■ Collected data entries ■
════════
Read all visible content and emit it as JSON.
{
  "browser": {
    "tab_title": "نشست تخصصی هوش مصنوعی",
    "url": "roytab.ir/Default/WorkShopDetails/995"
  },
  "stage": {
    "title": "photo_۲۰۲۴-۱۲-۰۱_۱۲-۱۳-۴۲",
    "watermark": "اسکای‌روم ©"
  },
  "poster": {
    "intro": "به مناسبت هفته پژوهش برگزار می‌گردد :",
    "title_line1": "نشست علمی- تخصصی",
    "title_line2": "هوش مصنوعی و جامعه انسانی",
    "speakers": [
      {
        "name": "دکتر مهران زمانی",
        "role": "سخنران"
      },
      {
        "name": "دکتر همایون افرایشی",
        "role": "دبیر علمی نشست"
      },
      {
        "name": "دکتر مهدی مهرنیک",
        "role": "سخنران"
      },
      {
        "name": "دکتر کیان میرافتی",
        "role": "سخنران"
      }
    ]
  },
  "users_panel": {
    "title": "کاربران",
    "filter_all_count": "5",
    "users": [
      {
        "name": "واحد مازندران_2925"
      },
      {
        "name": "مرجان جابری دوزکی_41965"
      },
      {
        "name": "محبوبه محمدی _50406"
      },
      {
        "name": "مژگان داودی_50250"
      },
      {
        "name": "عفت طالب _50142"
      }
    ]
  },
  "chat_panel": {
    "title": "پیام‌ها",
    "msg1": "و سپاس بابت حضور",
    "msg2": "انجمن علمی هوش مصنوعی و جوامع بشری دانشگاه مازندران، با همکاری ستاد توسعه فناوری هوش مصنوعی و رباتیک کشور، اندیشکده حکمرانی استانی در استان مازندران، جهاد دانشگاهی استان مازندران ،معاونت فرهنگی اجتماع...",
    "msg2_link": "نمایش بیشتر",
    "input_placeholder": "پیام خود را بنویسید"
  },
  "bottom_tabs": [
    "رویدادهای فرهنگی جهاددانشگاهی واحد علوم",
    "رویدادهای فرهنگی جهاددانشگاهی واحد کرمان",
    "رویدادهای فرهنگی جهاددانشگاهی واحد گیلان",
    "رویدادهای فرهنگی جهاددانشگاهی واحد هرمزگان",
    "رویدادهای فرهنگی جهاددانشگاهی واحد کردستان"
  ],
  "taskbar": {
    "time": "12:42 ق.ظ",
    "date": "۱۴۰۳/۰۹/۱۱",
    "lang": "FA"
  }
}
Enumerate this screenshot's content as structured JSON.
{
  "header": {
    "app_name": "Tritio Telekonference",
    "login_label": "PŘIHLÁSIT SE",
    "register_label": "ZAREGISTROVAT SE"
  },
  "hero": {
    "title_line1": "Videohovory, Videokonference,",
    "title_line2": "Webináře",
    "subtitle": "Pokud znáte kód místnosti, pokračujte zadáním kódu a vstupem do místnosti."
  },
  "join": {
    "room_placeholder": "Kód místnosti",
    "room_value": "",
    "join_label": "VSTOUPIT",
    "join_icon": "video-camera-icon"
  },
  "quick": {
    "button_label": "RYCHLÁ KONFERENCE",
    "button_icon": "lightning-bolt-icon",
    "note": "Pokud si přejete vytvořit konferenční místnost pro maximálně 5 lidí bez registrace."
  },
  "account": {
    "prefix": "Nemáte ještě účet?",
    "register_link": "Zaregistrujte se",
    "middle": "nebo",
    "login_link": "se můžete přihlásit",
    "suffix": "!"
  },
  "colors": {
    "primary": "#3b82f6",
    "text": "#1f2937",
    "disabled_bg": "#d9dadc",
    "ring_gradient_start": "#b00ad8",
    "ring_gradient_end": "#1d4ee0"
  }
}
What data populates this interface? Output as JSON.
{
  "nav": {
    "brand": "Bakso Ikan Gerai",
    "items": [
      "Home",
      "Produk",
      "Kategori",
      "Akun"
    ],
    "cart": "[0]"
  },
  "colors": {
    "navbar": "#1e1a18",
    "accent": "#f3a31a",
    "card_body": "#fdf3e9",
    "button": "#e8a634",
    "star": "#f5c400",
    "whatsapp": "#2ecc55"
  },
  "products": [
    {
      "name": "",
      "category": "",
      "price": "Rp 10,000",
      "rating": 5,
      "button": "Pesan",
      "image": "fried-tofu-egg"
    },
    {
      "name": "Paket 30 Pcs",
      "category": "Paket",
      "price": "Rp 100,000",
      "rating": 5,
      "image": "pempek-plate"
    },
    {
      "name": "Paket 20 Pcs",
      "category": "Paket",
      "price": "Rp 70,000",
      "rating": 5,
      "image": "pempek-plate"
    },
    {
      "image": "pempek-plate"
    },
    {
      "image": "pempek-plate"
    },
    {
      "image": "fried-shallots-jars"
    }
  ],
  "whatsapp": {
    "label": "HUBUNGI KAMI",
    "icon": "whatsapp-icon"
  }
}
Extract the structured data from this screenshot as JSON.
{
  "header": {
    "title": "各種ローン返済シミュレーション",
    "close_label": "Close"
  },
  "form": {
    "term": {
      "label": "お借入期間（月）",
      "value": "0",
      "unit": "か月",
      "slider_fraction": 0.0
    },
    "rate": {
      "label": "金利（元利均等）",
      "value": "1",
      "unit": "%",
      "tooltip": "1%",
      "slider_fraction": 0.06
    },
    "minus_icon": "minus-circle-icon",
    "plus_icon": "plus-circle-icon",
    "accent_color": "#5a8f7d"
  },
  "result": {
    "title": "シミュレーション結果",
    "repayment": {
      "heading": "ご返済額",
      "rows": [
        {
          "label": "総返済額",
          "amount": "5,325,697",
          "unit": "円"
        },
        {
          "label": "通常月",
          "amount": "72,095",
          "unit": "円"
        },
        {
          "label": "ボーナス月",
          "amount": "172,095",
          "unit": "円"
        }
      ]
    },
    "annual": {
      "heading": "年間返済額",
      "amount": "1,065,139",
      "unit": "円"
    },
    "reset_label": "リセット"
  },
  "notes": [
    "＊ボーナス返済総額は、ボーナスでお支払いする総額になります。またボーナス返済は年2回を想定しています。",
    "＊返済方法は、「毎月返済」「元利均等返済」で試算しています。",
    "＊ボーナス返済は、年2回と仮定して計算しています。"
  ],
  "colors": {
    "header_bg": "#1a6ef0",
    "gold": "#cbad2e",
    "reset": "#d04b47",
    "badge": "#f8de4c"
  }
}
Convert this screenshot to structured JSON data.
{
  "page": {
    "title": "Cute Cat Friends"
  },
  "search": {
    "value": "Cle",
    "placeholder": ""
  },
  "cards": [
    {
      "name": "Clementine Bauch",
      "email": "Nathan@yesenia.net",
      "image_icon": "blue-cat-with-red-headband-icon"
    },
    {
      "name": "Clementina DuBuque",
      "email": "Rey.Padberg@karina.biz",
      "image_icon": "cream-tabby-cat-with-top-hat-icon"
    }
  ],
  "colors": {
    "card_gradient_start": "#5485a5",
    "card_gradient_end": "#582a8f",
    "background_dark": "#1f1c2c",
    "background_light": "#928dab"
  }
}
════════
■ AIM ■
Every line above should be retyped exactly as given.

■ ANSWER IN FULL ■
Read all visible content and emit it as JSON.
{
  "browser": {
    "tab_title": "نشست تخصصی هوش مصنوعی",
    "url": "roytab.ir/Default/WorkShopDetails/995"
  },
  "stage": {
    "title": "photo_۲۰۲۴-۱۲-۰۱_۱۲-۱۳-۴۲",
    "watermark": "اسکای‌روم ©"
  },
  "poster": {
    "intro": "به مناسبت هفته پژوهش برگزار می‌گردد :",
    "title_line1": "نشست علمی- تخصصی",
    "title_line2": "هوش مصنوعی و جامعه انسانی",
    "speakers": [
      {
        "name": "دکتر مهران زمانی",
        "role": "سخنران"
      },
      {
        "name": "دکتر همایون افرایشی",
        "role": "دبیر علمی نشست"
      },
      {
        "name": "دکتر مهدی مهرنیک",
        "role": "سخنران"
      },
      {
        "name": "دکتر کیان میرافتی",
        "role": "سخنران"
      }
    ]
  },
  "users_panel": {
    "title": "کاربران",
    "filter_all_count": "5",
    "users": [
      {
        "name": "واحد مازندران_2925"
      },
      {
        "name": "مرجان جابری دوزکی_41965"
      },
      {
        "name": "محبوبه محمدی _50406"
      },
      {
        "name": "مژگان داودی_50250"
      },
      {
        "name": "عفت طالب _50142"
      }
    ]
  },
  "chat_panel": {
    "title": "پیام‌ها",
    "msg1": "و سپاس بابت حضور",
    "msg2": "انجمن علمی هوش مصنوعی و جوامع بشری دانشگاه مازندران، با همکاری ستاد توسعه فناوری هوش مصنوعی و رباتیک کشور، اندیشکده حکمرانی استانی در استان مازندران، جهاد دانشگاهی استان مازندران ،معاونت فرهنگی اجتماع...",
    "msg2_link": "نمایش بیشتر",
    "input_placeholder": "پیام خود را بنویسید"
  },
  "bottom_tabs": [
    "رویدادهای فرهنگی جهاددانشگاهی واحد علوم",
    "رویدادهای فرهنگی جهاددانشگاهی واحد کرمان",
    "رویدادهای فرهنگی جهاددانشگاهی واحد گیلان",
    "رویدادهای فرهنگی جهاددانشگاهی واحد هرمزگان",
    "رویدادهای فرهنگی جهاددانشگاهی واحد کردستان"
  ],
  "taskbar": {
    "time": "12:42 ق.ظ",
    "date": "۱۴۰۳/۰۹/۱۱",
    "lang": "FA"
  }
}
Enumerate this screenshot's content as structured JSON.
{
  "header": {
    "app_name": "Tritio Telekonference",
    "login_label": "PŘIHLÁSIT SE",
    "register_label": "ZAREGISTROVAT SE"
  },
  "hero": {
    "title_line1": "Videohovory, Videokonference,",
    "title_line2": "Webináře",
    "subtitle": "Pokud znáte kód místnosti, pokračujte zadáním kódu a vstupem do místnosti."
  },
  "join": {
    "room_placeholder": "Kód místnosti",
    "room_value": "",
    "join_label": "VSTOUPIT",
    "join_icon": "video-camera-icon"
  },
  "quick": {
    "button_label": "RYCHLÁ KONFERENCE",
    "button_icon": "lightning-bolt-icon",
    "note": "Pokud si přejete vytvořit konferenční místnost pro maximálně 5 lidí bez registrace."
  },
  "account": {
    "prefix": "Nemáte ještě účet?",
    "register_link": "Zaregistrujte se",
    "middle": "nebo",
    "login_link": "se můžete přihlásit",
    "suffix": "!"
  },
  "colors": {
    "primary": "#3b82f6",
    "text": "#1f2937",
    "disabled_bg": "#d9dadc",
    "ring_gradient_start": "#b00ad8",
    "ring_gradient_end": "#1d4ee0"
  }
}
What data populates this interface? Output as JSON.
{
  "nav": {
    "brand": "Bakso Ikan Gerai",
    "items": [
      "Home",
      "Produk",
      "Kategori",
      "Akun"
    ],
    "cart": "[0]"
  },
  "colors": {
    "navbar": "#1e1a18",
    "accent": "#f3a31a",
    "card_body": "#fdf3e9",
    "button": "#e8a634",
    "star": "#f5c400",
    "whatsapp": "#2ecc55"
  },
  "products": [
    {
      "name": "",
      "category": "",
      "price": "Rp 10,000",
      "rating": 5,
      "button": "Pesan",
      "image": "fried-tofu-egg"
    },
    {
      "name": "Paket 30 Pcs",
      "category": "Paket",
      "price": "Rp 100,000",
      "rating": 5,
      "image": "pempek-plate"
    },
    {
      "name": "Paket 20 Pcs",
      "category": "Paket",
      "price": "Rp 70,000",
      "rating": 5,
      "image": "pempek-plate"
    },
    {
      "image": "pempek-plate"
    },
    {
      "image": "pempek-plate"
    },
    {
      "image": "fried-shallots-jars"
    }
  ],
  "whatsapp": {
    "label": "HUBUNGI KAMI",
    "icon": "whatsapp-icon"
  }
}
Extract the structured data from this screenshot as JSON.
{
  "header": {
    "title": "各種ローン返済シミュレーション",
    "close_label": "Close"
  },
  "form": {
    "term": {
      "label": "お借入期間（月）",
      "value": "0",
      "unit": "か月",
      "slider_fraction": 0.0
    },
    "rate": {
      "label": "金利（元利均等）",
      "value": "1",
      "unit": "%",
      "tooltip": "1%",
      "slider_fraction": 0.06
    },
    "minus_icon": "minus-circle-icon",
    "plus_icon": "plus-circle-icon",
    "accent_color": "#5a8f7d"
  },
  "result": {
    "title": "シミュレーション結果",
    "repayment": {
      "heading": "ご返済額",
      "rows": [
        {
          "label": "総返済額",
          "amount": "5,325,697",
          "unit": "円"
        },
        {
          "label": "通常月",
          "amount": "72,095",
          "unit": "円"
        },
        {
          "label": "ボーナス月",
          "amount": "172,095",
          "unit": "円"
        }
      ]
    },
    "annual": {
      "heading": "年間返済額",
      "amount": "1,065,139",
      "unit": "円"
    },
    "reset_label": "リセット"
  },
  "notes": [
    "＊ボーナス返済総額は、ボーナスでお支払いする総額になります。またボーナス返済は年2回を想定しています。",
    "＊返済方法は、「毎月返済」「元利均等返済」で試算しています。",
    "＊ボーナス返済は、年2回と仮定して計算しています。"
  ],
  "colors": {
    "header_bg": "#1a6ef0",
    "gold": "#cbad2e",
    "reset": "#d04b47",
    "badge": "#f8de4c"
  }
}
Convert this screenshot to structured JSON data.
{
  "page": {
    "title": "Cute Cat Friends"
  },
  "search": {
    "value": "Cle",
    "placeholder": ""
  },
  "cards": [
    {
      "name": "Clementine Bauch",
      "email": "Nathan@yesenia.net",
      "image_icon": "blue-cat-with-red-headband-icon"
    },
    {
      "name": "Clementina DuBuque",
      "email": "Rey.Padberg@karina.biz",
      "image_icon": "cream-tabby-cat-with-top-hat-icon"
    }
  ],
  "colors": {
    "card_gradient_start": "#5485a5",
    "card_gradient_end": "#582a8f",
    "background_dark": "#1f1c2c",
    "background_light": "#928dab"
  }
}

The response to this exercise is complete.